Riassumi in due frasi il parere di Anna Fasoli sulle multe nelle strisce blu.

| Brano del testo |
*-*-*

Il parere di Anna Fasoli

Se anche la multa diventa un dilemma, significa che qualcosa proprio non va. Un segnale che, lungi dall’innescare una polemica gratuita, dovrebbe servire a comprendere in maniera concreta come la strada rischi di diventare una “terra di nessuno”.

E lo dico da assicuratrice, da chi sulla valutazione dei rischi e della strada trascorre molto tempo lavorativo. Quando si scatenano discussioni sulla iniqua e sproporzionata intensità dei costi italiani per la Rc auto, per esempio, quando assisto all’accapigliarsi di addetti e non addetti ai lavori sul funzionamento delle tariffe, sull’automatismo per creare polizze per cui basterebbe un dito e non… competenza, esperienza, professionalità, ecco che verrebbe voglia di alzare un po’ la voce e dire che se si aprono sconcertanti opposizioni, lungo lo Stivale, persino sulle multe nelle strisce blu, quando il veicolo permanga per un tempo superiore a quello per cui si è pagato, al punto che è stata necessaria una sorta di soluzione “salomonica”, varata il 28 marzo, sera, al Viminale, tra i ministri dell’interno e delle infrastrutture, con il presidente dell’Anci, beh…cosa possiamo aspettarci?

Intanto il punto di approdo, quanto alle strisce blu è questo: Comuni potranno continuare a dare le multe, a patto, però, che se ne assumano la responsabilità con una delibera ad hoc.

Il rischio? Evidente, evidentissimo. Ossia che le multe funzionino da tassazione indiretta. A spese dei cittadini.  E la strada apre al far west.

*-*-*

| Materiale estratto |
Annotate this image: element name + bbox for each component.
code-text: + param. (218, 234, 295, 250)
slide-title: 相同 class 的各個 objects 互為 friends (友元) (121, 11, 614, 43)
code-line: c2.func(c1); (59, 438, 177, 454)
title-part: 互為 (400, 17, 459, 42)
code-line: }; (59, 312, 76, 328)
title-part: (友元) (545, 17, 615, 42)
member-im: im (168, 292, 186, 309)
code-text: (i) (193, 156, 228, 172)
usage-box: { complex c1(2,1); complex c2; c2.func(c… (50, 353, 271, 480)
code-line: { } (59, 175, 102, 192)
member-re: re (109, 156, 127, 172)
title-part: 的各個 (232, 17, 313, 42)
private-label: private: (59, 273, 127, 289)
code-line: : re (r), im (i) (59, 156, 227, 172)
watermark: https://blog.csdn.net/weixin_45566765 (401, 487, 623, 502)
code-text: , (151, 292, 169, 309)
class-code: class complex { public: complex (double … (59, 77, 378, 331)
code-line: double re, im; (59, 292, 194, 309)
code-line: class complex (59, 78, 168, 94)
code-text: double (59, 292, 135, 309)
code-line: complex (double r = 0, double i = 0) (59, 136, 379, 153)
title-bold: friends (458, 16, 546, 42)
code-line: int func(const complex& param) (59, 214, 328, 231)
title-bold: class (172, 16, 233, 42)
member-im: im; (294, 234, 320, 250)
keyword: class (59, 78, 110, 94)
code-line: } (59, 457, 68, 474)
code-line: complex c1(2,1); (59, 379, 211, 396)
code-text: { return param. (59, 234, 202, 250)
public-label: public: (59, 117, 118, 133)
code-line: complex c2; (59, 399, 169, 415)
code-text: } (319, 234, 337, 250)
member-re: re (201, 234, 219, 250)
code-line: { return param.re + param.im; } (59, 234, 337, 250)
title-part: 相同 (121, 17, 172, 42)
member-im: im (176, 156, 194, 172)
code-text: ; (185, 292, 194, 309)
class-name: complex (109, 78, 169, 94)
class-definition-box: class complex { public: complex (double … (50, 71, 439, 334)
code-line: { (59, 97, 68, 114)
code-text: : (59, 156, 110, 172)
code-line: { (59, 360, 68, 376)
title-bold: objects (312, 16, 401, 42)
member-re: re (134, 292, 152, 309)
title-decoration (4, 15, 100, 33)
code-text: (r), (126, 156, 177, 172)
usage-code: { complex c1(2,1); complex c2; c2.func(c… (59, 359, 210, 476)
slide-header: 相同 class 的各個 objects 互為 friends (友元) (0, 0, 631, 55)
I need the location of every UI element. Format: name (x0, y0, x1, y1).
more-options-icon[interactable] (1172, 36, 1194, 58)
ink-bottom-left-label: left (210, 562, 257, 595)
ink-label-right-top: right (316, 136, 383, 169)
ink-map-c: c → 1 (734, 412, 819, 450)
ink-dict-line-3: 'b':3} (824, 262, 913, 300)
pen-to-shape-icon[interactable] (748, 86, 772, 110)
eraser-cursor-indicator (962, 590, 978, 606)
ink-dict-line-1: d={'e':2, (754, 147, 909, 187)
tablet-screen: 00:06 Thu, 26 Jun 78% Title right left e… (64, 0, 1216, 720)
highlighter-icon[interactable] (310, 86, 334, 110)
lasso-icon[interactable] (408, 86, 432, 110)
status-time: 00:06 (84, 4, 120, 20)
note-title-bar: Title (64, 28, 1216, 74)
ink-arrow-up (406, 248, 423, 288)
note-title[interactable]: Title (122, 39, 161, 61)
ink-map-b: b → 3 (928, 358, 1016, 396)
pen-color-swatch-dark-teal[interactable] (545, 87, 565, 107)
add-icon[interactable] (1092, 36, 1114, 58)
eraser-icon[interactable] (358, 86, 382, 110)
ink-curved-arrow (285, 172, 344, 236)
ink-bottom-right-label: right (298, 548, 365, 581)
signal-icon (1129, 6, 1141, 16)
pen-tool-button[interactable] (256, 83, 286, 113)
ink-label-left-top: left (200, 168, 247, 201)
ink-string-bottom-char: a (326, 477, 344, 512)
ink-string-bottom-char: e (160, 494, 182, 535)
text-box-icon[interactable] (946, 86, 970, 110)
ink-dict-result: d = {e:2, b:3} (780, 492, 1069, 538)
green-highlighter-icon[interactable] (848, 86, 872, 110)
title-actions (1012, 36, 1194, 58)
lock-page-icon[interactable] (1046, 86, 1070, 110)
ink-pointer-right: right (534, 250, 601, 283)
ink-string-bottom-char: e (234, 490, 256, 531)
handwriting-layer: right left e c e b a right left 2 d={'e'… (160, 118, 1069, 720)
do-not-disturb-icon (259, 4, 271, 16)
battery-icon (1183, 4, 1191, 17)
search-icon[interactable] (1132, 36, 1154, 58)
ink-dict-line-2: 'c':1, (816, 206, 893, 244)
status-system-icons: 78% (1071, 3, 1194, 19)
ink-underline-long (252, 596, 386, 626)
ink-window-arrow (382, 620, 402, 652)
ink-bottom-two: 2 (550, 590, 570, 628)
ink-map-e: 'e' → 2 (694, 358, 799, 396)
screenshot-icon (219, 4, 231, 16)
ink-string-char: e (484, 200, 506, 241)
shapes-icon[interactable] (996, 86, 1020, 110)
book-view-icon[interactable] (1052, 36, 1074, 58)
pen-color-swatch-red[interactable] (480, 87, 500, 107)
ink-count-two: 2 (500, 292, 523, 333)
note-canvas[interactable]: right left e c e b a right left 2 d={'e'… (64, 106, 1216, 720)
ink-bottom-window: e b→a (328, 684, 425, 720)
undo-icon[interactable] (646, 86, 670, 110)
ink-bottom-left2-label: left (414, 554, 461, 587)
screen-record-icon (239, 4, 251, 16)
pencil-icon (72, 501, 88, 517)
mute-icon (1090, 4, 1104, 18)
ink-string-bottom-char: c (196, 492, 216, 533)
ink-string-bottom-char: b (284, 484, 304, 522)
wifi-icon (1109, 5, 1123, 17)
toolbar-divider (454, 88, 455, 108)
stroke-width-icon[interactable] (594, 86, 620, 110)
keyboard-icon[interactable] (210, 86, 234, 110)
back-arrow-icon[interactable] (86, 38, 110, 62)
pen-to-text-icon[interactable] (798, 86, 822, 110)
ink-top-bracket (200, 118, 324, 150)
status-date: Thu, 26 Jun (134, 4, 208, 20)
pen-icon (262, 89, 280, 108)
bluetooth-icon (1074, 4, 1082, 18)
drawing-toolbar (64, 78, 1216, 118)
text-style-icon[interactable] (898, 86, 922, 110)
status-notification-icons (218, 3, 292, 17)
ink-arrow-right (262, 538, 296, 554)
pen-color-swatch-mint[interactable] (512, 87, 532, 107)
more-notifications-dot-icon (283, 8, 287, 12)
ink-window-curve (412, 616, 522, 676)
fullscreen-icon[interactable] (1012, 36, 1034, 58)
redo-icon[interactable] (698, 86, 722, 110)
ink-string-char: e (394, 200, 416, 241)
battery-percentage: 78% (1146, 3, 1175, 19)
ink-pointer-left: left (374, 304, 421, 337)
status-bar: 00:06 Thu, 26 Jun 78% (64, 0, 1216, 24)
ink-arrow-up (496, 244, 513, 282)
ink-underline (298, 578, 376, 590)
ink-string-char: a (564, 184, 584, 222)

*-*-*

| La soluzione |
Anna Fasoli, che lavora come assicuratrice, sostiene che se persino le multe a chi resta nelle strisce blu oltre il tempo pagato diventano motivo di scontro, la strada rischia di diventare una "terra di nessuno". Dopo l'accordo del 28 marzo al Viminale, i Comuni potranno continuare a fare queste multe solo assumendosene la responsabilità con una delibera apposita, ma secondo lei il rischio è che diventino una tassa indiretta a spese dei cittadini.